* _YOUR OBJECTIVE_: Please give the count of lines holding the string "diseñado" and nothing besides.

[DATA IN THIS EXERCISE start]

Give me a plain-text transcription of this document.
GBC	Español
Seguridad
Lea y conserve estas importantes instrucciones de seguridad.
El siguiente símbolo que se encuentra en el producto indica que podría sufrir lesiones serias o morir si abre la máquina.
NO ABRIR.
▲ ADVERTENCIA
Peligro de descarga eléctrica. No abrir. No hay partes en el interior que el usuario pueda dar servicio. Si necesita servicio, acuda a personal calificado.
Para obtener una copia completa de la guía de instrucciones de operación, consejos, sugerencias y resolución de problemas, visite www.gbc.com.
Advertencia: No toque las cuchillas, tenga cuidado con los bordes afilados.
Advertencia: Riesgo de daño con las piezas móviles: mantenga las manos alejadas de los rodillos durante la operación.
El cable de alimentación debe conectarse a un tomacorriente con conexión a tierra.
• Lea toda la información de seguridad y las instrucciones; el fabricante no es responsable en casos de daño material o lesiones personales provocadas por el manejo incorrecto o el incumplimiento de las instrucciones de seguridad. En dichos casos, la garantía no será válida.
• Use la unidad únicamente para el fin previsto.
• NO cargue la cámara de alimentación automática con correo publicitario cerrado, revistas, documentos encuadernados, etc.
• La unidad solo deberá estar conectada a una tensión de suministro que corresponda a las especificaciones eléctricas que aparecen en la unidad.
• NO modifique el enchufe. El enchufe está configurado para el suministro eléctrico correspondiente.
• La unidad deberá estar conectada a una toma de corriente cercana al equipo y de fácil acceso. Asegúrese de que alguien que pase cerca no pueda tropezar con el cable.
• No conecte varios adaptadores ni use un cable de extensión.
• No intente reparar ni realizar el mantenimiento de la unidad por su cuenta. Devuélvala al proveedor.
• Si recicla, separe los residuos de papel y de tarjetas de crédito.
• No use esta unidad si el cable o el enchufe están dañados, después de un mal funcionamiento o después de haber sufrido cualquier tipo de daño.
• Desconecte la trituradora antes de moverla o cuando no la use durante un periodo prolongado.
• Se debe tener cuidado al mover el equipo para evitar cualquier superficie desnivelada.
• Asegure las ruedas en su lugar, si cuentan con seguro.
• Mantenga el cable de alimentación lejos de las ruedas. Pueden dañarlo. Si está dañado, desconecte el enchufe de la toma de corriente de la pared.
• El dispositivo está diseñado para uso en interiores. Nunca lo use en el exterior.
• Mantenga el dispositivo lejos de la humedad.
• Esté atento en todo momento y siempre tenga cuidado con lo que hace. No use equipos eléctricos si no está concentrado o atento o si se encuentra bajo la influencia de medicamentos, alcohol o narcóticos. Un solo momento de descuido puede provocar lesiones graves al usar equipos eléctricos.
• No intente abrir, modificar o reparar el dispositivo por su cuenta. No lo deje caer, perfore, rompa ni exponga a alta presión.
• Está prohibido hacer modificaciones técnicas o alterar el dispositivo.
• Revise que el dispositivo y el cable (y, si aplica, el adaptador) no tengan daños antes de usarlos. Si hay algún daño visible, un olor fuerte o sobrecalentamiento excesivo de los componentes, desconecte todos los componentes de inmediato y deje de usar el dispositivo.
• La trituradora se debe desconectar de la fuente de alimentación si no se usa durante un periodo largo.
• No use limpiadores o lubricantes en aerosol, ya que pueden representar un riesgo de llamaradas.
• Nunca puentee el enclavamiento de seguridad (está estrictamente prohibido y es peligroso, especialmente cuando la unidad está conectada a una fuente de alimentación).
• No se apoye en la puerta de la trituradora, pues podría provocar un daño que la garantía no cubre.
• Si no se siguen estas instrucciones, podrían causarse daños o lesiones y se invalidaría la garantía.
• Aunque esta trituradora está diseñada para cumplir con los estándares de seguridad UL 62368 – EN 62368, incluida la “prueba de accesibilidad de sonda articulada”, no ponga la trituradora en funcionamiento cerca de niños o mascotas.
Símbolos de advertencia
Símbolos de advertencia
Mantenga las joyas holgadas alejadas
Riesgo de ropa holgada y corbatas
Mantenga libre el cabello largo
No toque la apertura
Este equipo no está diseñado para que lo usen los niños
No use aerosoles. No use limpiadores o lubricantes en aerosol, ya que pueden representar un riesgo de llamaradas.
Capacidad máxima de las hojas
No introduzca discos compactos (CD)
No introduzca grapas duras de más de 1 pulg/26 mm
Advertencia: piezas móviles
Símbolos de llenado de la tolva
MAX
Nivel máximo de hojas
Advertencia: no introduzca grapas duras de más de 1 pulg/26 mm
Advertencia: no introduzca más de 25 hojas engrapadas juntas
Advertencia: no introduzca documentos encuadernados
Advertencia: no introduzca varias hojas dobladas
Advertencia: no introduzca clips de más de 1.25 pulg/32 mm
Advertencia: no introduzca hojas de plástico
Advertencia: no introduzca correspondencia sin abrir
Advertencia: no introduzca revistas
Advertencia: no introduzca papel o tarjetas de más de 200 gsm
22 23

[DATA IN THIS EXERCISE end]

* _SOLUTION BELOW_: 2